▶ [What is expected]: Output the full listing below exactly as it reads, and skip anything that is a picture.

▶ [Records provided]:
%%
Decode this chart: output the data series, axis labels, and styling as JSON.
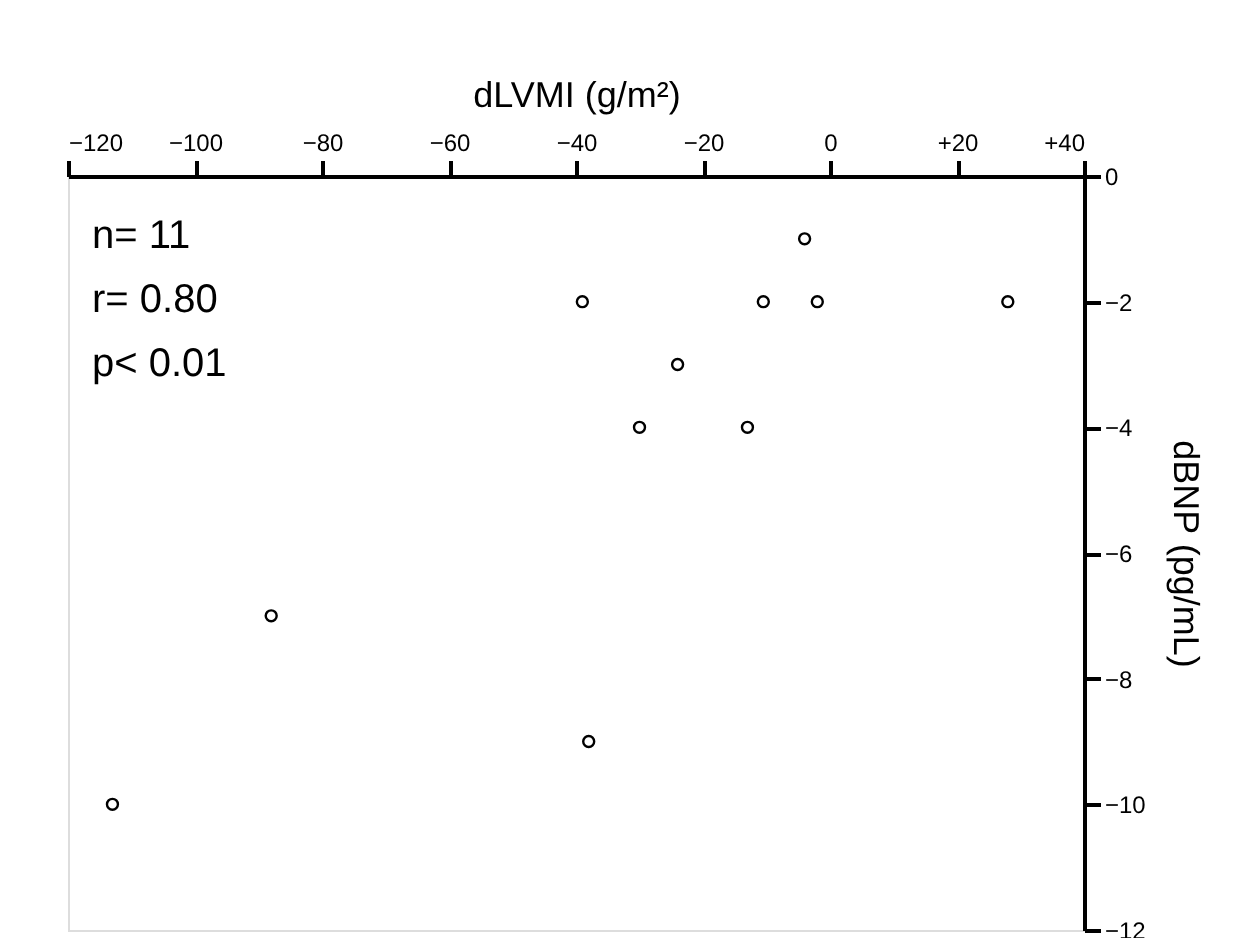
{
  "chart_data": {
    "type": "scatter",
    "xlabel": "dLVMI (g/m²)",
    "ylabel": "dBNP (pg/mL)",
    "x": [
      -4,
      -39,
      -10.5,
      -2,
      28,
      -24,
      -30,
      -13,
      -88,
      -38,
      -113
    ],
    "values": [
      -1,
      -2,
      -2,
      -2,
      -2,
      -3,
      -4,
      -4,
      -7,
      -9,
      -10
    ],
    "color": "#000000",
    "marker": "circle",
    "grid": false,
    "xlim": [
      -120,
      40
    ],
    "xticks": [
      -120,
      -100,
      -80,
      -60,
      -40,
      -20,
      0,
      {
        "value": 20,
        "label": "+20"
      },
      {
        "value": 40,
        "label": "+40"
      }
    ],
    "ylim": [
      -12,
      0
    ],
    "yticks": [
      -12,
      -10,
      -8,
      -6,
      -4,
      -2,
      0
    ],
    "annotations": [
      "n=  11",
      "r=  0.80",
      "p<  0.01"
    ]
  }
}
%%
▶ [Response to this exercise]:
Decode this chart: output the data series, axis labels, and styling as JSON.
{
  "chart_data": {
    "type": "scatter",
    "xlabel": "dLVMI (g/m²)",
    "ylabel": "dBNP (pg/mL)",
    "x": [
      -4,
      -39,
      -10.5,
      -2,
      28,
      -24,
      -30,
      -13,
      -88,
      -38,
      -113
    ],
    "values": [
      -1,
      -2,
      -2,
      -2,
      -2,
      -3,
      -4,
      -4,
      -7,
      -9,
      -10
    ],
    "color": "#000000",
    "marker": "circle",
    "grid": false,
    "xlim": [
      -120,
      40
    ],
    "xticks": [
      -120,
      -100,
      -80,
      -60,
      -40,
      -20,
      0,
      {
        "value": 20,
        "label": "+20"
      },
      {
        "value": 40,
        "label": "+40"
      }
    ],
    "ylim": [
      -12,
      0
    ],
    "yticks": [
      -12,
      -10,
      -8,
      -6,
      -4,
      -2,
      0
    ],
    "annotations": [
      "n=  11",
      "r=  0.80",
      "p<  0.01"
    ]
  }
}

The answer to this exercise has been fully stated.